◆ ASSIGNMENT A: In the news report about Cape Coast burial workers, how many COVID-19 casualties has the Environmental Health Unit buried so far?
◆ ASSIGNMENT B: Pick up the news report about Cape Coast burial workers after its last sentence and continue it.

◆ EXCERPT TO READ:
* * * * *

Workers at the Environmental Health Unit in the Central Regional capital, Cape Coast have served notice they would boycott the burial of persons who have died of Covid-19 if incentive packages for frontline workers in the COVID-19 pandemic fight are not extended to them.
The unit has so far buried 25 COVID-19 casualties from health facilities in the Cape Coast metropolis.
The youngest was a nine-month old baby, while the oldest was 73 years old.
Twelve others, who have died of the disease, are yet to be buried.
Welfare packages demanded
But the Unit Officer, Mr Idrisu Shaani, in an interview with the Daily Graphic, said workers at the unit were unwilling to carry out the remaining burials if their demands were not met.
The government had announced tax exemption for all health workers, an insurance cover and an extra 50 per cent of basic salary for all frontline health workers during the pandemic.

* * * * *

◆ LISTED ENTRIES:

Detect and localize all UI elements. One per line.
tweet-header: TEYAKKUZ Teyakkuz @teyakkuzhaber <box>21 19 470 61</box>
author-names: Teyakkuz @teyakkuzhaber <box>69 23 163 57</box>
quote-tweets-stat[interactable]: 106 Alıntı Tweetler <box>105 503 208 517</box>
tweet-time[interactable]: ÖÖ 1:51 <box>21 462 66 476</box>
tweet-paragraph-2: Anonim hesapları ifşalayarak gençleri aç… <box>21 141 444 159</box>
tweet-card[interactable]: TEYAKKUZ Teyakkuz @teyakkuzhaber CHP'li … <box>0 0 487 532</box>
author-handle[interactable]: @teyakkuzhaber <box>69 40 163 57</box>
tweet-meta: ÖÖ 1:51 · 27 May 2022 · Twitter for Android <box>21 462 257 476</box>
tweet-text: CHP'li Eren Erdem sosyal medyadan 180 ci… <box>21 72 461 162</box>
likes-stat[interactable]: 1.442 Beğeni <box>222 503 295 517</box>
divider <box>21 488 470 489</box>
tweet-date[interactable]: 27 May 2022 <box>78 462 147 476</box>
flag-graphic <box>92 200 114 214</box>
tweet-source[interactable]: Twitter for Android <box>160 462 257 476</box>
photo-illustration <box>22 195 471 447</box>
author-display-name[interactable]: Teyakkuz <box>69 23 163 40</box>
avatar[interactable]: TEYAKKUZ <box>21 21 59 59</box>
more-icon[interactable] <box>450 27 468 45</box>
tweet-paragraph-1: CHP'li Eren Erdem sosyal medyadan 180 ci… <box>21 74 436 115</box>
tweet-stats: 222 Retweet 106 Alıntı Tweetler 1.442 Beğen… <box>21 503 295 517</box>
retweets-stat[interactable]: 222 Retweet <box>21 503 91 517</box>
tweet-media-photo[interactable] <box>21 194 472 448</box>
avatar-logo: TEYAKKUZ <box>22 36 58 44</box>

* * * * *

◆ ANSWER A: 25

◆ ANSWER B:
“The workers at the unit are certainly frontline workers, and it is important that welfare packages promised frontline workers are extended to them,” he said.
“So far, we have buried 25 persons who have succumbed to COVID-19 in Cape Coast, the youngest of which was nine months old, and every burial is a risk,” Mr Shaani said.
He indicated that the officers went through a lot of psychological stress in the line of duty, adding that the risks of their job as frontliners in the fight against the COVID-19 pandemic should qualify them for the welfare package.
He said the disease was real, and called on all to observe the COVID-19 safety protocols to avoid contracting the disease.